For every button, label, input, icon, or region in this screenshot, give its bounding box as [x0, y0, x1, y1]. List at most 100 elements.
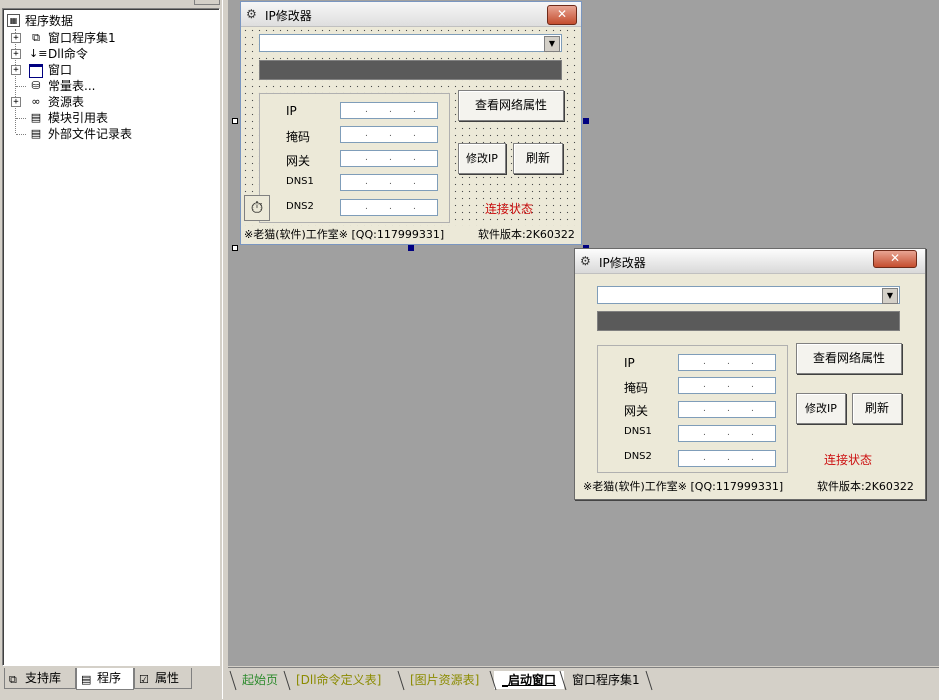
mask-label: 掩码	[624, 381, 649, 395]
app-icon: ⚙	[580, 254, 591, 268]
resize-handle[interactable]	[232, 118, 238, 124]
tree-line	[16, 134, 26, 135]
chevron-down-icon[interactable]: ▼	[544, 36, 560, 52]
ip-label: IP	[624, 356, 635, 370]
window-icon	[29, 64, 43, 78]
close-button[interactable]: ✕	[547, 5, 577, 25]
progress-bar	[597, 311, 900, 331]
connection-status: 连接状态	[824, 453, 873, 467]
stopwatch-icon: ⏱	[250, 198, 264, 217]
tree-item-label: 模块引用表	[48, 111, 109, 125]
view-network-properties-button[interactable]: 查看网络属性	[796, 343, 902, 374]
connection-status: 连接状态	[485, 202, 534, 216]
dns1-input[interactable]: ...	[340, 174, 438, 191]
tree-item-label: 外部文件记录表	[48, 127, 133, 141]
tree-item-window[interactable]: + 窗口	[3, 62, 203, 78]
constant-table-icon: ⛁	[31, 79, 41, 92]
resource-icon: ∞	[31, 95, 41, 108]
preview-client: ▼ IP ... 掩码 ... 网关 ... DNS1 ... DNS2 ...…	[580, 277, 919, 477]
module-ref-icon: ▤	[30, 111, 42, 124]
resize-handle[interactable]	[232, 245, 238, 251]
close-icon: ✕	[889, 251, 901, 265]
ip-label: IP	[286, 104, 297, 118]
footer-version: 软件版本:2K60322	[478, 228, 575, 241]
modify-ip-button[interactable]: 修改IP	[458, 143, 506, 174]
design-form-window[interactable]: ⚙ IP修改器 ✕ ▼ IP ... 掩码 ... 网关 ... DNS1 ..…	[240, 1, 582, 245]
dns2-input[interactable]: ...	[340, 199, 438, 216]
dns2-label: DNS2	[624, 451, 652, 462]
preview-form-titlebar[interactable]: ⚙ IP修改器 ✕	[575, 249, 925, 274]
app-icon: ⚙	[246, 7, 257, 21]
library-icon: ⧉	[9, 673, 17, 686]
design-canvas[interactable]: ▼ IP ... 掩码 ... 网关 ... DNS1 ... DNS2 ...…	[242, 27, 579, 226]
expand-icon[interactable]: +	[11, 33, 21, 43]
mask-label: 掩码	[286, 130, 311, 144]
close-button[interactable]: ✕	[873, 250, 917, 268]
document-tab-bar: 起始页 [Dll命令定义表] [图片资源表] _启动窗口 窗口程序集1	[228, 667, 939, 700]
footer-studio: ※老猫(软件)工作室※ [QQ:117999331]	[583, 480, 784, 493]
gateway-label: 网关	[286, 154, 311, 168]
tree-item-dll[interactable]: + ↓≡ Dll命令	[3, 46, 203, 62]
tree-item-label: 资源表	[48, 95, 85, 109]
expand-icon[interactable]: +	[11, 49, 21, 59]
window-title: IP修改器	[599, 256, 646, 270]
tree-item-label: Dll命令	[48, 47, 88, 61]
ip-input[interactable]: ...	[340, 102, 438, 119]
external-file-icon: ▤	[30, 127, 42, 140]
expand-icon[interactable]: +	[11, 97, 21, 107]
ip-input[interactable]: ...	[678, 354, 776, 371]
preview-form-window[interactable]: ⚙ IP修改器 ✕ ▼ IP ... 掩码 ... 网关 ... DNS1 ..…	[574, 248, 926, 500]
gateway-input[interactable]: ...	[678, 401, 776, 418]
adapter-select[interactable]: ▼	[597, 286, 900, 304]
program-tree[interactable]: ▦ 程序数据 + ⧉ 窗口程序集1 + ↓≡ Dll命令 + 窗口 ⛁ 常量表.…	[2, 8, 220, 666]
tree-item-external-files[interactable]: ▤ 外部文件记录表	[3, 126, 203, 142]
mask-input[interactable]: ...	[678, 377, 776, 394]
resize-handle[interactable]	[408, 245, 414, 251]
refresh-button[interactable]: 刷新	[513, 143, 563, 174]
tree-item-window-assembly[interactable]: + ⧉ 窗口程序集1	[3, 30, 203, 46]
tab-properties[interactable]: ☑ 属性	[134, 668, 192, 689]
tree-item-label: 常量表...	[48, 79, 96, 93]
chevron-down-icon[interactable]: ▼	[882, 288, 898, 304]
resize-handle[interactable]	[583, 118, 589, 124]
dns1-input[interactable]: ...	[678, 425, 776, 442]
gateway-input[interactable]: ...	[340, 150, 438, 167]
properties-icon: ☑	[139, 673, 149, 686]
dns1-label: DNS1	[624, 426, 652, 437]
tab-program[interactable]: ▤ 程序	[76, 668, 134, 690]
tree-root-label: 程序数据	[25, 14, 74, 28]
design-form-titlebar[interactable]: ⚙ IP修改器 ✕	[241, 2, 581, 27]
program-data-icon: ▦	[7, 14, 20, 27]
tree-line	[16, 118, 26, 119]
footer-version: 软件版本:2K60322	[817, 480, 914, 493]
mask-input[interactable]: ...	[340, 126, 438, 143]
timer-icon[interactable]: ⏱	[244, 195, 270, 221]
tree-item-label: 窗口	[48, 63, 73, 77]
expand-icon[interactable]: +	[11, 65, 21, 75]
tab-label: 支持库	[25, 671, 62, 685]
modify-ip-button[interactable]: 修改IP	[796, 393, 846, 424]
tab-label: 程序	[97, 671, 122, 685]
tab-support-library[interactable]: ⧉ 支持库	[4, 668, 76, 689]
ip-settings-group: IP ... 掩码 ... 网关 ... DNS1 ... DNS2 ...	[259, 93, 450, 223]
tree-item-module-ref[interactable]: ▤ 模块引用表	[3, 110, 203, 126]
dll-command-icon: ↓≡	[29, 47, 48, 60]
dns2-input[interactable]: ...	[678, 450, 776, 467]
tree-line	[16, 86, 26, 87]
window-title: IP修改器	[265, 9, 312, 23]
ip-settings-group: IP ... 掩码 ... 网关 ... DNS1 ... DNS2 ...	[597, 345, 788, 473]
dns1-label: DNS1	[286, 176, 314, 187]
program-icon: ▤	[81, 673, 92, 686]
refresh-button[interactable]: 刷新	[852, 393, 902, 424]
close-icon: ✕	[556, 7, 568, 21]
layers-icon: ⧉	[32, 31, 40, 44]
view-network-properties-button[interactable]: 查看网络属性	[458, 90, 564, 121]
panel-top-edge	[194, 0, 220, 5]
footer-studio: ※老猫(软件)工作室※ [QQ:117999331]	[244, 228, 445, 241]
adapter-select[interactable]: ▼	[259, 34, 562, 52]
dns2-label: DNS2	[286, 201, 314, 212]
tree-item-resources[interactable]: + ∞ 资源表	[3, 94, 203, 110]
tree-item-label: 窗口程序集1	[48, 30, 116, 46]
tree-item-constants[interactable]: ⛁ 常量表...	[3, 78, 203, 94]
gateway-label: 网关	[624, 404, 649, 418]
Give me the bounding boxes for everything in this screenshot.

* * *

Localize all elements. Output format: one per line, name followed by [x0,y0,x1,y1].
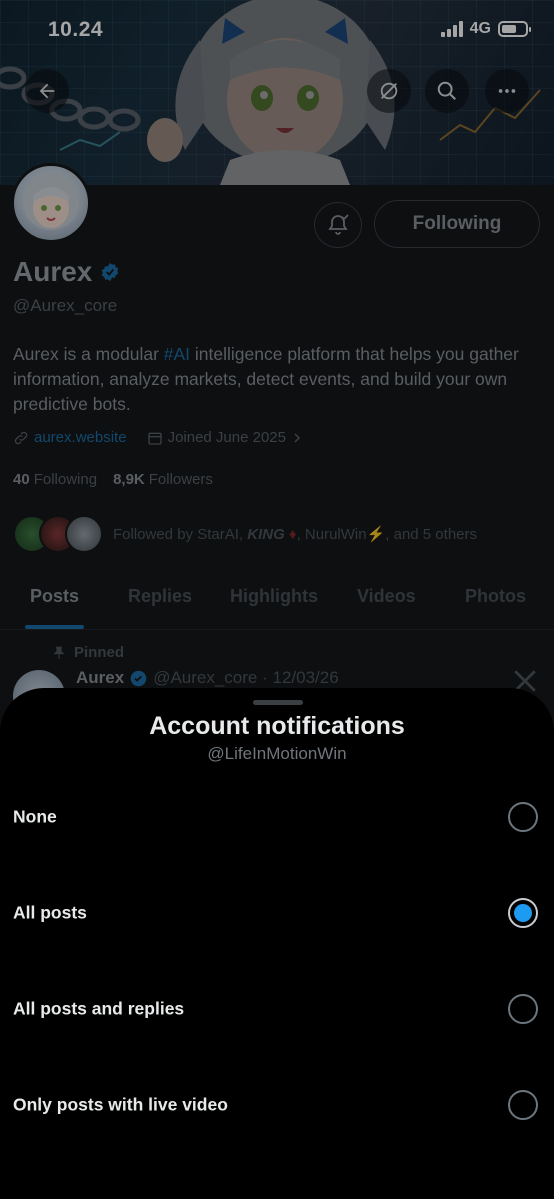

→ GOAL
Repeat everything from the line containing "For every button, label, input, icon, or" down to the line containing "134, 26, 135]", including both of those lines. Leave the picture out of your answer.

→ TASK SOLUTION
For every button, label, input, icon, or region in this screenshot, give its bounding box as [x0, y0, x1, y1]. List at most 100 elements.
mask-label: 掩码	[624, 381, 649, 395]
app-icon: ⚙	[580, 254, 591, 268]
resize-handle[interactable]	[232, 118, 238, 124]
tree-line	[16, 134, 26, 135]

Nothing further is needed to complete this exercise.